#### [Goal]
Search the material for the string "JSON", then return every line where it is found.

#### [Records for processing]
--- Start ---

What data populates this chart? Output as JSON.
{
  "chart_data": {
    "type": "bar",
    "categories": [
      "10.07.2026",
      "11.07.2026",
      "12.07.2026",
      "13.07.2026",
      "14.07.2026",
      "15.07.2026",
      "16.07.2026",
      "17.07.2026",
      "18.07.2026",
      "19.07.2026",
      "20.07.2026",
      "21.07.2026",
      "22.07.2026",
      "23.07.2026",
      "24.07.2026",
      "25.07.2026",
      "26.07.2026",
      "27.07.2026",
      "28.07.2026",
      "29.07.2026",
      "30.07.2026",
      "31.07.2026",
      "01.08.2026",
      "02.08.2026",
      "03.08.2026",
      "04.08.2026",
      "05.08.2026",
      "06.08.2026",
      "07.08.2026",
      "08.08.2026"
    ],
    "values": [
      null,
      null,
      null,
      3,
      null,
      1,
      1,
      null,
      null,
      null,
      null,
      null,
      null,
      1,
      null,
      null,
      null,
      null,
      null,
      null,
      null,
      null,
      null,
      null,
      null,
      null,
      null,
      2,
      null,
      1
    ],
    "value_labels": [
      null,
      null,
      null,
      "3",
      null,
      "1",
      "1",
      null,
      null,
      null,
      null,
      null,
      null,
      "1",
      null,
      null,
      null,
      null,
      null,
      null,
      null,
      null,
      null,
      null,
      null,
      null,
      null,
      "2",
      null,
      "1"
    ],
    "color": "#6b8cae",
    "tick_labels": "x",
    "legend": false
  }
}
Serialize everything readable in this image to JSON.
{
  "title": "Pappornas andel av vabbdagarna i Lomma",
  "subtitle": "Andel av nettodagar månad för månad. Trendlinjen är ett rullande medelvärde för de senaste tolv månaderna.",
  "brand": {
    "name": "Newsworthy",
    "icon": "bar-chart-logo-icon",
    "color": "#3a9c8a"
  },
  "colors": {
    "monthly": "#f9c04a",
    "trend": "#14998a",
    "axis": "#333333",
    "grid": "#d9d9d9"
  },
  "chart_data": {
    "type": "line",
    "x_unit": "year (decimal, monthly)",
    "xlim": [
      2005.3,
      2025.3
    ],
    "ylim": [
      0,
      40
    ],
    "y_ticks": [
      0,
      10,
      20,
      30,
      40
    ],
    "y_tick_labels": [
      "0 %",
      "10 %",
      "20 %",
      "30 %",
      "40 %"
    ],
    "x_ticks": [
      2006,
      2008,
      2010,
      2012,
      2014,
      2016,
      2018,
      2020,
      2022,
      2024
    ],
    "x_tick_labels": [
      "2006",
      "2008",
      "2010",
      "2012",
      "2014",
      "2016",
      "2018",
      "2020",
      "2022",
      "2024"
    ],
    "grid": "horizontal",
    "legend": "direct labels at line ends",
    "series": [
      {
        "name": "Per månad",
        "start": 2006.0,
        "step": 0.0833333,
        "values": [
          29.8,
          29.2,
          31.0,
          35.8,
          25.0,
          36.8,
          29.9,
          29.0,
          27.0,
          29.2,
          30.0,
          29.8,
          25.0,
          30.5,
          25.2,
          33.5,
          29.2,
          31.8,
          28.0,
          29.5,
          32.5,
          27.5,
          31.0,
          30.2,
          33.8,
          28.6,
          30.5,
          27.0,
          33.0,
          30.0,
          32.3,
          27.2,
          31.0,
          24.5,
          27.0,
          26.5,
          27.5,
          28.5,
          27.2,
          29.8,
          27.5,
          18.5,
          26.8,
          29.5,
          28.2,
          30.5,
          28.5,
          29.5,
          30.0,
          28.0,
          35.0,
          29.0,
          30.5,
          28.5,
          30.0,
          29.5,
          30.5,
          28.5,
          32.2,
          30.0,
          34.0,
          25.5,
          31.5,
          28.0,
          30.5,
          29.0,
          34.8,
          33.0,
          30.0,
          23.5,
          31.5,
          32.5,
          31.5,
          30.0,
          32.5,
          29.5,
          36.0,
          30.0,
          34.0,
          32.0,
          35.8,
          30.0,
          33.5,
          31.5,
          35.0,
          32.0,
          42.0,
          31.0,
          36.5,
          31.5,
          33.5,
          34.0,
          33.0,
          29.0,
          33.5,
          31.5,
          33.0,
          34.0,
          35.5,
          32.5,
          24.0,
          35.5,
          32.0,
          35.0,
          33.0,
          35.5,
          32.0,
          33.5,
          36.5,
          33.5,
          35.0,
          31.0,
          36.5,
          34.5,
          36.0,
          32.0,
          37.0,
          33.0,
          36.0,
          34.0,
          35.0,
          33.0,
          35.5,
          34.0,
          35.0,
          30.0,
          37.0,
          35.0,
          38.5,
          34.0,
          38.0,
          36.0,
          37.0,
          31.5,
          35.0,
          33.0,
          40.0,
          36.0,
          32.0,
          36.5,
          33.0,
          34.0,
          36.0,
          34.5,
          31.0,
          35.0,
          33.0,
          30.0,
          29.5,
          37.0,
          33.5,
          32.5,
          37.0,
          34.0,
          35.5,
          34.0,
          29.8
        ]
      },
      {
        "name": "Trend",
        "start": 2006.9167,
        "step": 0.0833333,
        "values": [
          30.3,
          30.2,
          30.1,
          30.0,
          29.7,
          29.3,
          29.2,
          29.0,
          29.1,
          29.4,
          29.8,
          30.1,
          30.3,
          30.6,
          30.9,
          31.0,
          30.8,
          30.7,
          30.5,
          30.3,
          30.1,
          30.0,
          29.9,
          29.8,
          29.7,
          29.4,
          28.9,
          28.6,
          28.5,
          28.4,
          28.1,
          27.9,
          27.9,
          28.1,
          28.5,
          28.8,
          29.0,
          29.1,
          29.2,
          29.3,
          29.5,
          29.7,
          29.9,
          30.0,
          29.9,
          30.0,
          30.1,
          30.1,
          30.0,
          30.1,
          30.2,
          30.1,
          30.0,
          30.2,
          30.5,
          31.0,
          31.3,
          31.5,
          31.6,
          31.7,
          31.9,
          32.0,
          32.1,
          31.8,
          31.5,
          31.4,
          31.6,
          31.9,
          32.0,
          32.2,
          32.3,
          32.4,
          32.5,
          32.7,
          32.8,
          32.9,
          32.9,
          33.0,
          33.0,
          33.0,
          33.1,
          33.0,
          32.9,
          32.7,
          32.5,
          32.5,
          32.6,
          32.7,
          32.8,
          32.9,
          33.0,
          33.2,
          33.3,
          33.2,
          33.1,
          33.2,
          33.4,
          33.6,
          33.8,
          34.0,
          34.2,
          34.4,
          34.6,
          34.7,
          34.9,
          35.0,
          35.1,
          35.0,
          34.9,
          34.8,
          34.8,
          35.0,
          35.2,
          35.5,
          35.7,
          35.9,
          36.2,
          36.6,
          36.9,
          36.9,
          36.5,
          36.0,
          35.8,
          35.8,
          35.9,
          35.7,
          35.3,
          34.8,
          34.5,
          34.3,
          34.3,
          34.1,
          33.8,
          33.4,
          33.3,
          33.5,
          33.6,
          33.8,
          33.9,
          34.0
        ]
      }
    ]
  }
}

--- End ---

#### [Solution]
What data populates this chart? Output as JSON.
Serialize everything readable in this image to JSON.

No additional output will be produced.